> **SET PROBLEM**:
From the entries below, tally how many lines contain "Pierre" and report only that figure.

--

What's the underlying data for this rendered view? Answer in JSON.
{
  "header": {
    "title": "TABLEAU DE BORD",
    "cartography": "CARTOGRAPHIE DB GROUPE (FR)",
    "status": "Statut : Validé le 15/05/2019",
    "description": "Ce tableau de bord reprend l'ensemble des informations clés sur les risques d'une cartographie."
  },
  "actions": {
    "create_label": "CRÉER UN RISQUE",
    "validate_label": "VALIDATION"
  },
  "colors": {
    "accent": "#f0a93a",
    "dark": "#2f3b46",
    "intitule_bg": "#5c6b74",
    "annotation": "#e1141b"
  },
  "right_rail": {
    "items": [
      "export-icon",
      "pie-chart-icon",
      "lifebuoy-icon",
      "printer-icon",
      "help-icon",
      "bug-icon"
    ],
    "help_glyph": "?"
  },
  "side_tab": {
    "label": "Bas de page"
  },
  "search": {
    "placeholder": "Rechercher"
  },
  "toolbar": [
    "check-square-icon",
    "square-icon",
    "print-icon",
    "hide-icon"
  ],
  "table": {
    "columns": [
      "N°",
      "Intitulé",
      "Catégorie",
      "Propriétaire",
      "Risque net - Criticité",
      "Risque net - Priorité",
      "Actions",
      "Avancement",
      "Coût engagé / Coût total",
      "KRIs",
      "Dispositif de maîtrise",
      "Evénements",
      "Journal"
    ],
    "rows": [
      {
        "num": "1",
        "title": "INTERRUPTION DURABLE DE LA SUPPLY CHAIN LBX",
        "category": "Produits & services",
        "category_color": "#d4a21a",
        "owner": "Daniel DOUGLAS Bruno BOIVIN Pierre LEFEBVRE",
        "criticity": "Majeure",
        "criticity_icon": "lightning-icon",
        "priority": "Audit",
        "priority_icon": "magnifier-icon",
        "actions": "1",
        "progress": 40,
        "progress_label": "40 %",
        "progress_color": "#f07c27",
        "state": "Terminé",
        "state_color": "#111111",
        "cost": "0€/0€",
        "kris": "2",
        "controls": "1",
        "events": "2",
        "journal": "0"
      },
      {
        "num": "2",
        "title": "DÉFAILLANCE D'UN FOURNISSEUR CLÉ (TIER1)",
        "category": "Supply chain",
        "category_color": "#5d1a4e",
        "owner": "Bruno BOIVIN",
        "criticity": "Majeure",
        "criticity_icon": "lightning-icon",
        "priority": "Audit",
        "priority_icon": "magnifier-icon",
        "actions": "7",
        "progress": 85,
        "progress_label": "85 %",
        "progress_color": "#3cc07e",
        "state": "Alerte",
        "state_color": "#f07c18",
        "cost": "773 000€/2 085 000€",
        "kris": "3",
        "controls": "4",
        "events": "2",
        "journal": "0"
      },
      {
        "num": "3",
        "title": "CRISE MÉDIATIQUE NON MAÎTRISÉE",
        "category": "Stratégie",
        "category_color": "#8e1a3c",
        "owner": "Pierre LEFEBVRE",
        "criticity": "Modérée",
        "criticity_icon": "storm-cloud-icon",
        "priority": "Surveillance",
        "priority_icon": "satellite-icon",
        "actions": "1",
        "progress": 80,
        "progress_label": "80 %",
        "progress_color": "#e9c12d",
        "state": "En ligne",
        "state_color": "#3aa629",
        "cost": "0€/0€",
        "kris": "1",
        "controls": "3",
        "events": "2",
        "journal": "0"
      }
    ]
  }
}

--

> **RESULT**:
2